■ **Exercise details**: Check each line of the material below for "ngledališče", then copy the ones that contain it.

Data tied to figure images
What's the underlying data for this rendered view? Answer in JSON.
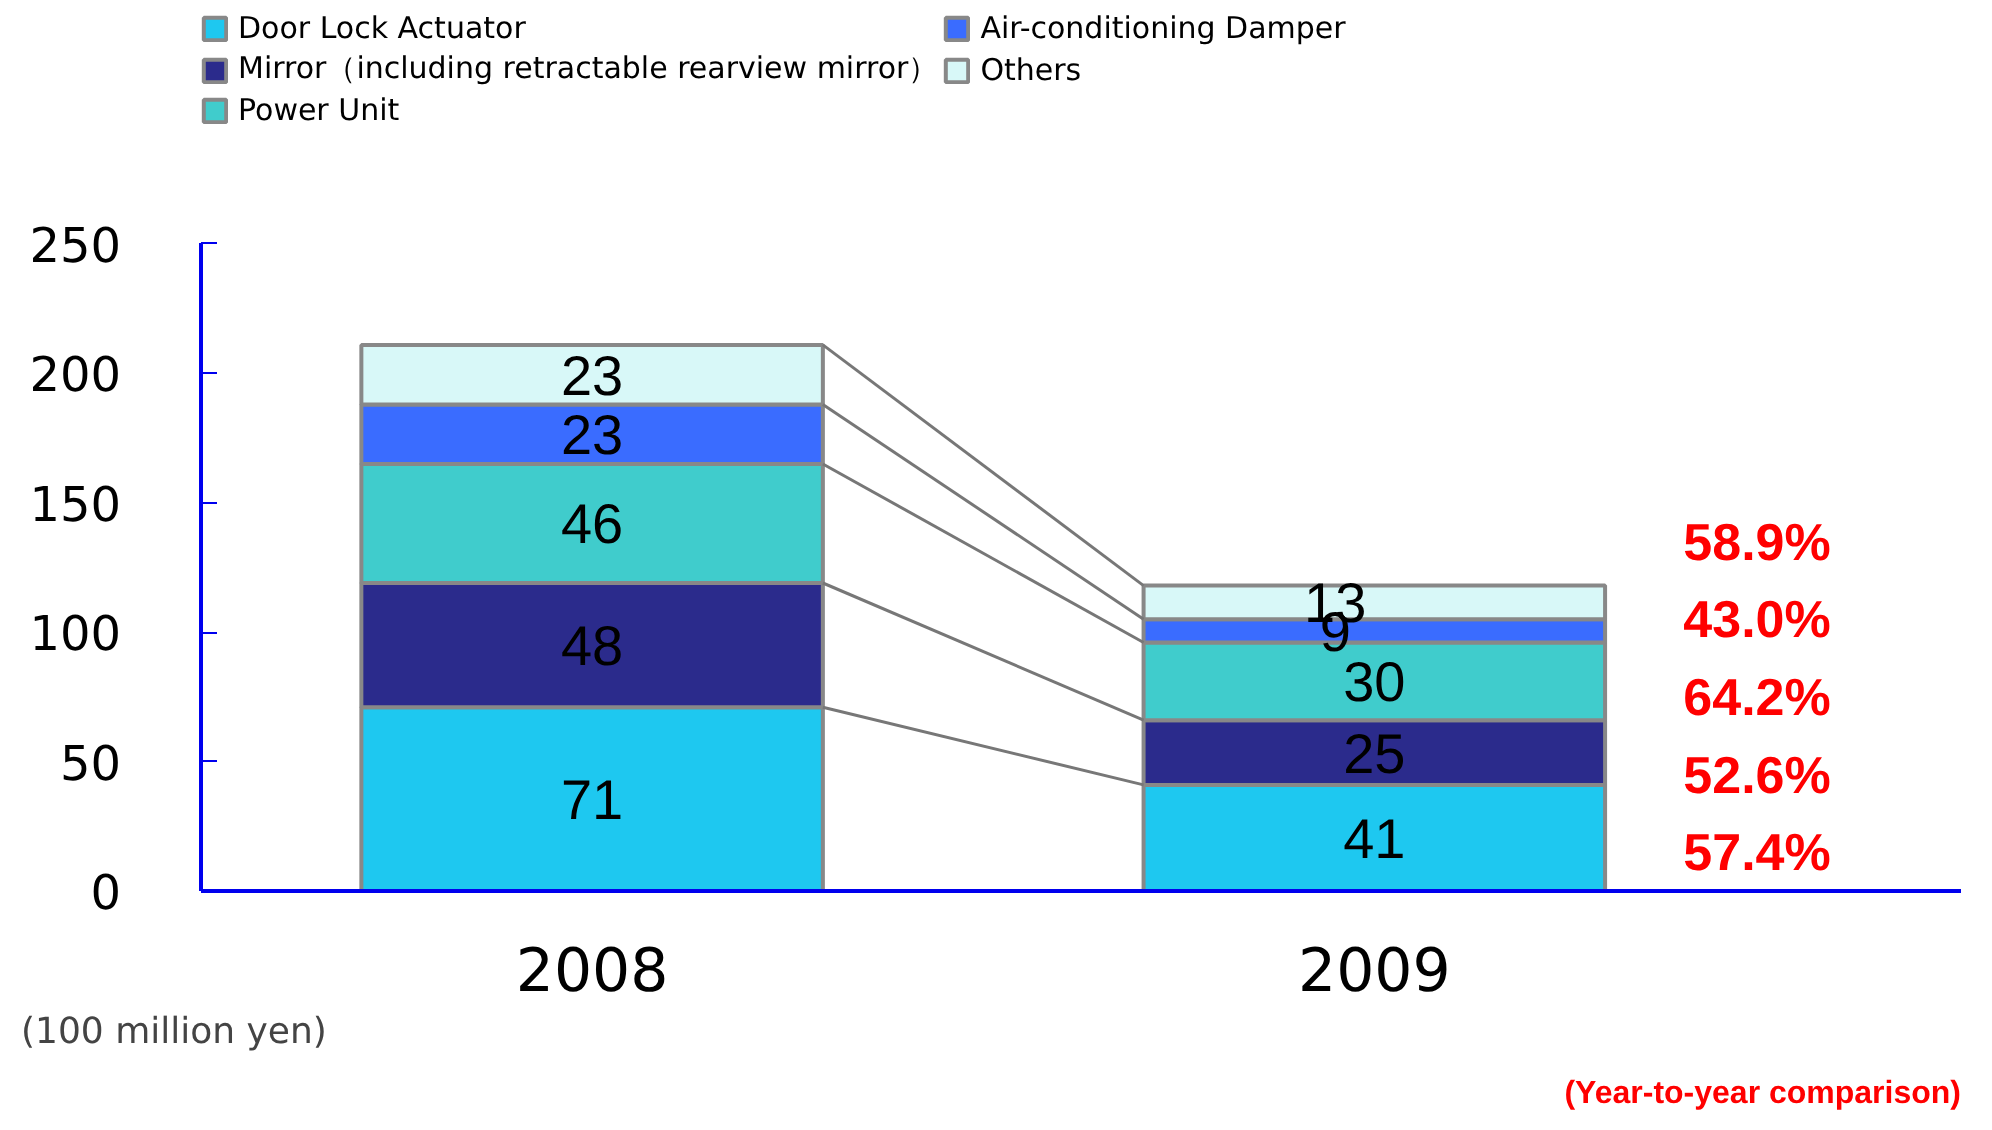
{
  "chart_data": {
    "type": "bar",
    "stacked": true,
    "categories": [
      "2008",
      "2009"
    ],
    "series": [
      {
        "name": "Door Lock Actuator",
        "color": "#1ec8f0",
        "values": [
          71,
          41
        ]
      },
      {
        "name": "Mirror（including retractable rearview mirror）",
        "color": "#2b2b8c",
        "values": [
          48,
          25
        ]
      },
      {
        "name": "Power Unit",
        "color": "#40cccc",
        "values": [
          46,
          30
        ]
      },
      {
        "name": "Air-conditioning Damper",
        "color": "#3a6cff",
        "values": [
          23,
          9
        ]
      },
      {
        "name": "Others",
        "color": "#d8f8f8",
        "values": [
          23,
          13
        ]
      }
    ],
    "ylim": [
      0,
      250
    ],
    "yticks": [
      0,
      50,
      100,
      150,
      200,
      250
    ],
    "data_labels": true,
    "legend": "top left",
    "grid": false,
    "annotations": [
      "(100 million yen)",
      "(Year-to-year comparison)",
      "57.4%",
      "52.6%",
      "64.2%",
      "43.0%",
      "58.9%"
    ]
  }
}
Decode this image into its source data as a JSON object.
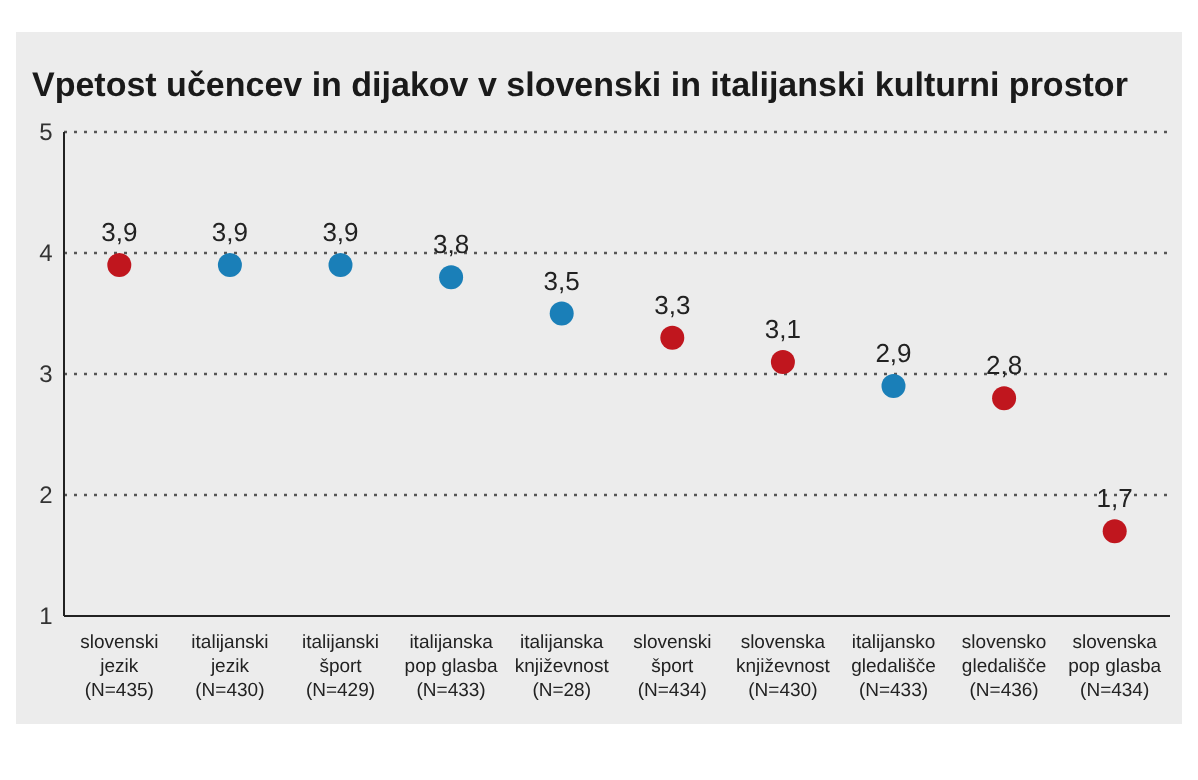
{
  "chart_data": {
    "type": "scatter",
    "title": "Vpetost učencev in dijakov v slovenski in italijanski kulturni prostor",
    "categories": [
      "slovenski\njezik\n(N=435)",
      "italijanski\njezik\n(N=430)",
      "italijanski\nšport\n(N=429)",
      "italijanska\npop glasba\n(N=433)",
      "italijanska\nknjiževnost\n(N=28)",
      "slovenski\nšport\n(N=434)",
      "slovenska\nknjiževnost\n(N=430)",
      "italijansko\ngledališče\n(N=433)",
      "slovensko\ngledališče\n(N=436)",
      "slovenska\npop glasba\n(N=434)"
    ],
    "values": [
      3.9,
      3.9,
      3.9,
      3.8,
      3.5,
      3.3,
      3.1,
      2.9,
      2.8,
      1.7
    ],
    "value_labels": [
      "3,9",
      "3,9",
      "3,9",
      "3,8",
      "3,5",
      "3,3",
      "3,1",
      "2,9",
      "2,8",
      "1,7"
    ],
    "colors": [
      "#c0161e",
      "#1a7fb8",
      "#1a7fb8",
      "#1a7fb8",
      "#1a7fb8",
      "#c0161e",
      "#c0161e",
      "#1a7fb8",
      "#c0161e",
      "#c0161e"
    ],
    "ylim": [
      1,
      5
    ],
    "yticks": [
      1,
      2,
      3,
      4,
      5
    ],
    "grid": "y",
    "marker": "circle"
  }
}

■ **Full output**:
      "italijansko\ngledališče\n(N=433)",
      "slovensko\ngledališče\n(N=436)",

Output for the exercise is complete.